■ **Written task**:
Transcribe all the entries word for word, but omit the images.

■ **Provided records**:
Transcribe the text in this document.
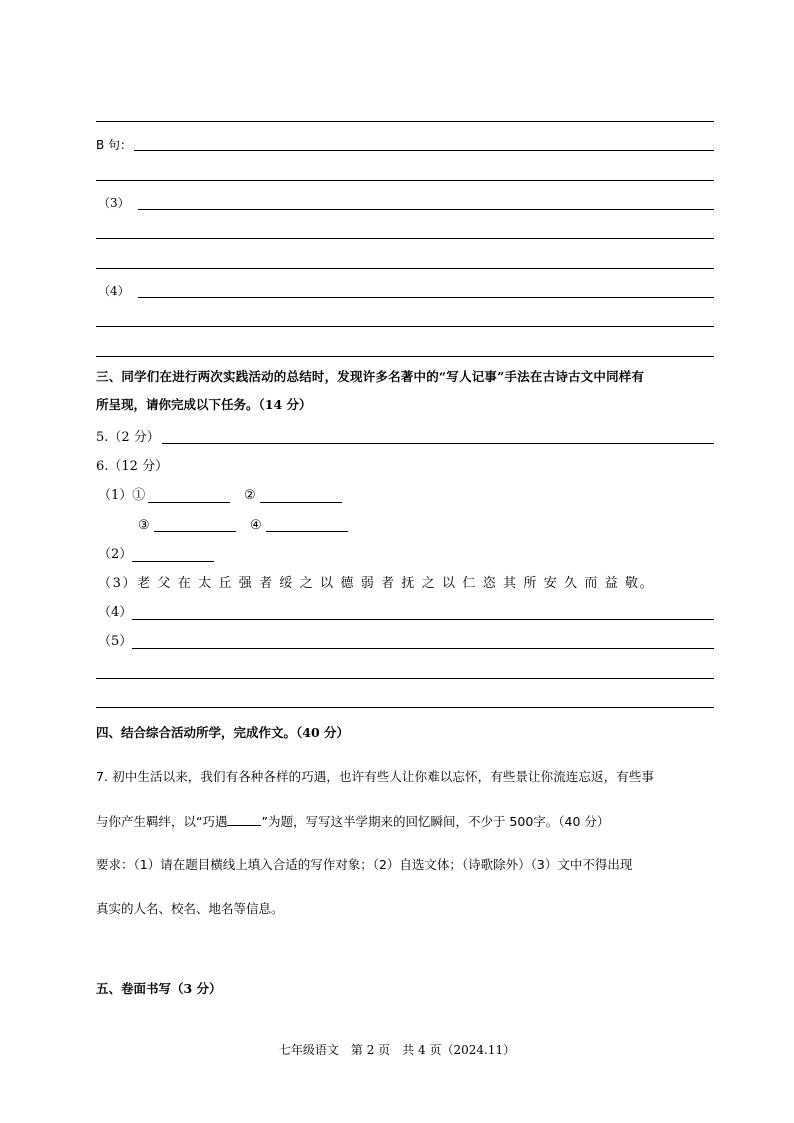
B 句：
（3）
（4）
三、同学们在进行两次实践活动的总结时，发现许多名著中的“写人记事”手法在古诗古文中同样有
所呈现，请你完成以下任务。（14 分）
5.（2 分）
6.（12 分）
（1）①	②
③	④
（2）
（3）老 父 在 太 丘 强 者 绥 之 以 德 弱 者 抚 之 以 仁 恣 其 所 安 久 而 益 敬。
（4）
（5）
四、结合综合活动所学，完成作文。（40 分）
7. 初中生活以来，我们有各种各样的巧遇，也许有些人让你难以忘怀，有些景让你流连忘返，有些事
与你产生羁绊，以“巧遇	”为题，写写这半学期来的回忆瞬间，不少于 500字。（40 分）
要求：（1）请在题目横线上填入合适的写作对象；（2）自选文体；（诗歌除外）（3）文中不得出现
真实的人名、校名、地名等信息。
五、卷面书写（3 分）
七年级语文　第 2 页　共 4 页（2024.11）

■ **Reply to the exercise**:
Transcribe the text in this document.
B 句：
（3）
（4）
三、同学们在进行两次实践活动的总结时，发现许多名著中的“写人记事”手法在古诗古文中同样有
所呈现，请你完成以下任务。（14 分）
5.（2 分）
6.（12 分）
（1）①	②
③	④
（2）
（3）老 父 在 太 丘 强 者 绥 之 以 德 弱 者 抚 之 以 仁 恣 其 所 安 久 而 益 敬。
（4）
（5）
四、结合综合活动所学，完成作文。（40 分）
7. 初中生活以来，我们有各种各样的巧遇，也许有些人让你难以忘怀，有些景让你流连忘返，有些事
与你产生羁绊，以“巧遇	”为题，写写这半学期来的回忆瞬间，不少于 500字。（40 分）
要求：（1）请在题目横线上填入合适的写作对象；（2）自选文体；（诗歌除外）（3）文中不得出现
真实的人名、校名、地名等信息。
五、卷面书写（3 分）
七年级语文　第 2 页　共 4 页（2024.11）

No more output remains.